→ **Stated problem**
From the entries that follow, gather each line holding the word "this".

======== Provided information ========

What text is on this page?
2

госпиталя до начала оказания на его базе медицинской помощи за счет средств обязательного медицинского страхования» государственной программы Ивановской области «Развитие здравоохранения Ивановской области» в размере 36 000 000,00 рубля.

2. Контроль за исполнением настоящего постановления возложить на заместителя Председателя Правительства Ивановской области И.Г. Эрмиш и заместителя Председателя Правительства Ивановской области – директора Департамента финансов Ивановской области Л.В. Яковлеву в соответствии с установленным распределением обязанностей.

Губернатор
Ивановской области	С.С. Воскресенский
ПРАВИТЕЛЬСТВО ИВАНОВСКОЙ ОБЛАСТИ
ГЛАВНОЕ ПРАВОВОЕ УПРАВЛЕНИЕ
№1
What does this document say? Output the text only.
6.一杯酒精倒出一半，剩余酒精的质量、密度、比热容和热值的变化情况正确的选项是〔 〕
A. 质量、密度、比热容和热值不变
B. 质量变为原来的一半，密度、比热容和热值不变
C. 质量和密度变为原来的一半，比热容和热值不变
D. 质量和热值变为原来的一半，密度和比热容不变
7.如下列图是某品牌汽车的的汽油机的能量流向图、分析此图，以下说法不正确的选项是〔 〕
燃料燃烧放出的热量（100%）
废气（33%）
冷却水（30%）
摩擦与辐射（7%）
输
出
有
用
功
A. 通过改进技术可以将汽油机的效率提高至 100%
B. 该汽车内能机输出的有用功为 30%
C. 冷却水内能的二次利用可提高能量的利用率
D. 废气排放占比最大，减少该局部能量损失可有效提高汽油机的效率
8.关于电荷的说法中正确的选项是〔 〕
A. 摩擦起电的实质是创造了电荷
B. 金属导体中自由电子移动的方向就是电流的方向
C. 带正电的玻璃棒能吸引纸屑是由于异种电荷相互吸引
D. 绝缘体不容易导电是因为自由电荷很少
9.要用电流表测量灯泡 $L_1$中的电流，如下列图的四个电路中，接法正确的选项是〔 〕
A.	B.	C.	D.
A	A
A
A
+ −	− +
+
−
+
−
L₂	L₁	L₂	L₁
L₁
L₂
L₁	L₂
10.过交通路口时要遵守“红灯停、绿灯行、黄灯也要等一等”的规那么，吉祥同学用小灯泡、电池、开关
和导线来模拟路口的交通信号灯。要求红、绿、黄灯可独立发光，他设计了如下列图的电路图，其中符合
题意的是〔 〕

========

→ **Worked solution**
What text is on this page?
What does this document say? Output the text only.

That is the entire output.